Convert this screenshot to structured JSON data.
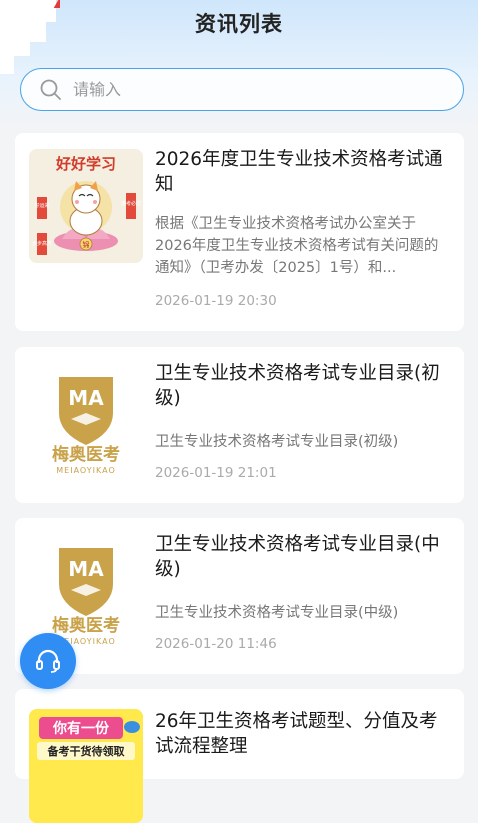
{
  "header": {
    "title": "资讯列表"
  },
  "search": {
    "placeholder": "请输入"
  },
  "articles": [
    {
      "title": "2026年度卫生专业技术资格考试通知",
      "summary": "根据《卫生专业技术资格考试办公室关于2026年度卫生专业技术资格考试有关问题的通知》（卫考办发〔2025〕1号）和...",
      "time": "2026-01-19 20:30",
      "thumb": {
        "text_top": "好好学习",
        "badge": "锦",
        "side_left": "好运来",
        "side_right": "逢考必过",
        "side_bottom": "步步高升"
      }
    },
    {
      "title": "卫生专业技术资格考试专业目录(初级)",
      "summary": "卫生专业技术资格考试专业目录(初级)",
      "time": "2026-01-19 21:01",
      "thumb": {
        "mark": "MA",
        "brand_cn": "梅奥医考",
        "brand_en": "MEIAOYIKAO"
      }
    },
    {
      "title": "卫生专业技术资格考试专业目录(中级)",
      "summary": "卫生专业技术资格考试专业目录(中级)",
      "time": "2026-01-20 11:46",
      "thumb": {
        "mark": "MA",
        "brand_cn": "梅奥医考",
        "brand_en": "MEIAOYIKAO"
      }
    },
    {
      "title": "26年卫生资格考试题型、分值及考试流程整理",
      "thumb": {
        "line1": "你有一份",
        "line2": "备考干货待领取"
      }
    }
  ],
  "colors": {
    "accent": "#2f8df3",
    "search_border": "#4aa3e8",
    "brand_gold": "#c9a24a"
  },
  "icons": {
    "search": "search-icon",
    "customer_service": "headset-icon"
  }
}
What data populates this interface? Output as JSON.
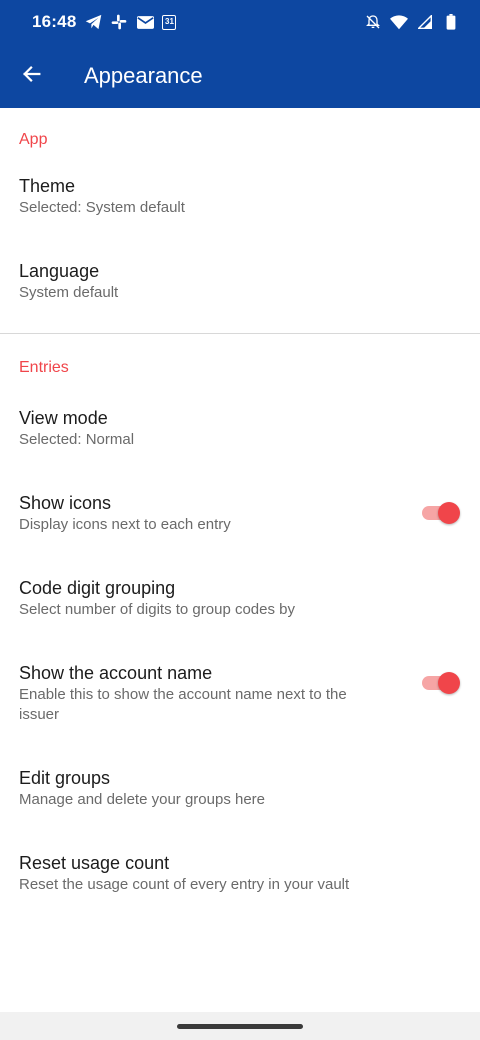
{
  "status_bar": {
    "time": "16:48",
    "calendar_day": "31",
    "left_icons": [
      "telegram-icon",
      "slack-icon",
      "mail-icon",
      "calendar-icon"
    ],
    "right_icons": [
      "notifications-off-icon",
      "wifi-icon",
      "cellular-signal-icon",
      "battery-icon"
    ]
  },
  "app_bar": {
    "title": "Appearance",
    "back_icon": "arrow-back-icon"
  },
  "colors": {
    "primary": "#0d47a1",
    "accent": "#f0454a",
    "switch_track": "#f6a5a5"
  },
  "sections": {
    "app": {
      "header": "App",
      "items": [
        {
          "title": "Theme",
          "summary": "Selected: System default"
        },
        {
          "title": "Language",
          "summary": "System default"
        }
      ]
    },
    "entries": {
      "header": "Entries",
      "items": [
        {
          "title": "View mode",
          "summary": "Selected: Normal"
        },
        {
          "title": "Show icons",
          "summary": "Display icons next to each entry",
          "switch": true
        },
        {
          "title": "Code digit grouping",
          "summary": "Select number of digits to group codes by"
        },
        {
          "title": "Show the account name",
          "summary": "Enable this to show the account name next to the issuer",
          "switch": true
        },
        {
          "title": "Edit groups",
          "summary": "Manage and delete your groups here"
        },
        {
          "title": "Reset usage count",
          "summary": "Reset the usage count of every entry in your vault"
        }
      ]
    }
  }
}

» Challenge: Gather each line holding the string "usage".

» In response:
          "title": "Reset usage count",
          "summary": "Reset the usage count of every entry in your vault"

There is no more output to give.